→ **EXERCISE OBJECTIVE**
Where does the word "computers" occur in the data below? Copy each line that holds it.

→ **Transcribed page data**

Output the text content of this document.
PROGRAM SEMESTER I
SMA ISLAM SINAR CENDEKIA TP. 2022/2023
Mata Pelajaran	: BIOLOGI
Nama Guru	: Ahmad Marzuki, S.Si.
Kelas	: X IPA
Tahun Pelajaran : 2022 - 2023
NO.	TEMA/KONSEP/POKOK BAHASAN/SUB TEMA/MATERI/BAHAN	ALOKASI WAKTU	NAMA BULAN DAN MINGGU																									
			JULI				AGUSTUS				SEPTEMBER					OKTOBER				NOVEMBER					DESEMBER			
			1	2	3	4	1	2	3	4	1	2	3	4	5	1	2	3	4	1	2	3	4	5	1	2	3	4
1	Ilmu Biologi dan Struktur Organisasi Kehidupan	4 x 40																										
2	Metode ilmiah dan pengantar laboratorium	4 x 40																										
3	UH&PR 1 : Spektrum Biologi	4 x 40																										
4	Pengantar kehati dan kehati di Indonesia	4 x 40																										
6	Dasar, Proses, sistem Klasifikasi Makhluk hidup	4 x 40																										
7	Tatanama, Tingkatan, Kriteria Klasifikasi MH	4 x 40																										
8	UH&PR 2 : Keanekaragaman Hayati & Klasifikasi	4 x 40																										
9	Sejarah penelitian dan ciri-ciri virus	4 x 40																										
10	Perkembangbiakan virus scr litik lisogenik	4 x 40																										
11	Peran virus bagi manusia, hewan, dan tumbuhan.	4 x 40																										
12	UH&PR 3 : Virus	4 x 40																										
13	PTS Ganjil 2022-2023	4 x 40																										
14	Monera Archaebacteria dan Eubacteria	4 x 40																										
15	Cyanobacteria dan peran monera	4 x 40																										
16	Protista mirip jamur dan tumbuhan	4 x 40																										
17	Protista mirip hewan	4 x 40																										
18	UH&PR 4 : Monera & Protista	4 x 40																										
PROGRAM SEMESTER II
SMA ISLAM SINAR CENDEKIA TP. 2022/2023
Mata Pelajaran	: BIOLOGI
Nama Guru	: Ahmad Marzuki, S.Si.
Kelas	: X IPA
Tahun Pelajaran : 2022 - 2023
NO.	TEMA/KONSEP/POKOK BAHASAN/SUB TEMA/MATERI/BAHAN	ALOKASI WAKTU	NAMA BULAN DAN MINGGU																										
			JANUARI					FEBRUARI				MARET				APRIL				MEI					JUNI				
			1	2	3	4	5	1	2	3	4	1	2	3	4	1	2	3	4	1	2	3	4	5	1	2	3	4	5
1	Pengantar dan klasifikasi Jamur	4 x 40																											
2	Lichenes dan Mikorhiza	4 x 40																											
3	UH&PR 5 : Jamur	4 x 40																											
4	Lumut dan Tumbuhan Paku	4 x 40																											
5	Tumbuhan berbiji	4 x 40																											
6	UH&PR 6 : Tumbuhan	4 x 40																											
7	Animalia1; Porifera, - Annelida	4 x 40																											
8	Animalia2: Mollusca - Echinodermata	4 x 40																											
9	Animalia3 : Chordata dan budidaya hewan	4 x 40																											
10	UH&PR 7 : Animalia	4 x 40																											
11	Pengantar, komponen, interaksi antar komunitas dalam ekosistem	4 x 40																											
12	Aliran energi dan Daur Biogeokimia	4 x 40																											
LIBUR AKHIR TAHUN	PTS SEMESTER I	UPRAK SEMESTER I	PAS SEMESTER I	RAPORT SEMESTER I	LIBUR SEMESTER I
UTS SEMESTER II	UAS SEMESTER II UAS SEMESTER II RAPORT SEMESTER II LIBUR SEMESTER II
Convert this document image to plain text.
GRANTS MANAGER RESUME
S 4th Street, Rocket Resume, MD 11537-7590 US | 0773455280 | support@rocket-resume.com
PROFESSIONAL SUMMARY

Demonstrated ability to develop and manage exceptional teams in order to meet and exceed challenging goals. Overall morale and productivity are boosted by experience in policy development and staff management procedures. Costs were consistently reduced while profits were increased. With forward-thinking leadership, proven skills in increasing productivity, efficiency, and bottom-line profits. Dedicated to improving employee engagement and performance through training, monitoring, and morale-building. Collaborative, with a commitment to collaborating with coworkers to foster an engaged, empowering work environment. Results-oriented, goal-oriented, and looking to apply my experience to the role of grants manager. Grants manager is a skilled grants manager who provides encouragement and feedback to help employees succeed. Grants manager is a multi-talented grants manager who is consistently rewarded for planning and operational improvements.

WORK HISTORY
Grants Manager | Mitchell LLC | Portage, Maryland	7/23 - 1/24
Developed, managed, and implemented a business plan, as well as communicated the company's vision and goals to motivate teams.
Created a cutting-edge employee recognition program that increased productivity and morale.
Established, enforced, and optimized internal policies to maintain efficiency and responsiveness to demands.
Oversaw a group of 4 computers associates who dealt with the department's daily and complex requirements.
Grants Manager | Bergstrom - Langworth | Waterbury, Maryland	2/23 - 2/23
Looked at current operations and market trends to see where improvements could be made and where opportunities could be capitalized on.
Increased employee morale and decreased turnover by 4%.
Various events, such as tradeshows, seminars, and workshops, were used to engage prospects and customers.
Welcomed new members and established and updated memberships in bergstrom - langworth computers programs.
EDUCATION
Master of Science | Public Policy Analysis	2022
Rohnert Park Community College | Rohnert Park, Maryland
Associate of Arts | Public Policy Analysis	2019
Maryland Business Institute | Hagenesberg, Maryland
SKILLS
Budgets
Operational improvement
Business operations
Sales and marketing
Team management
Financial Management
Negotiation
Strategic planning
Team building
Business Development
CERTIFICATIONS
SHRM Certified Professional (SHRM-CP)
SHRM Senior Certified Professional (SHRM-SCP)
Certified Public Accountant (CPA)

→ **SOLUTION**
Oversaw a group of 4 computers associates who dealt with the department's daily and complex requirements.
Welcomed new members and established and updated memberships in bergstrom - langworth computers programs.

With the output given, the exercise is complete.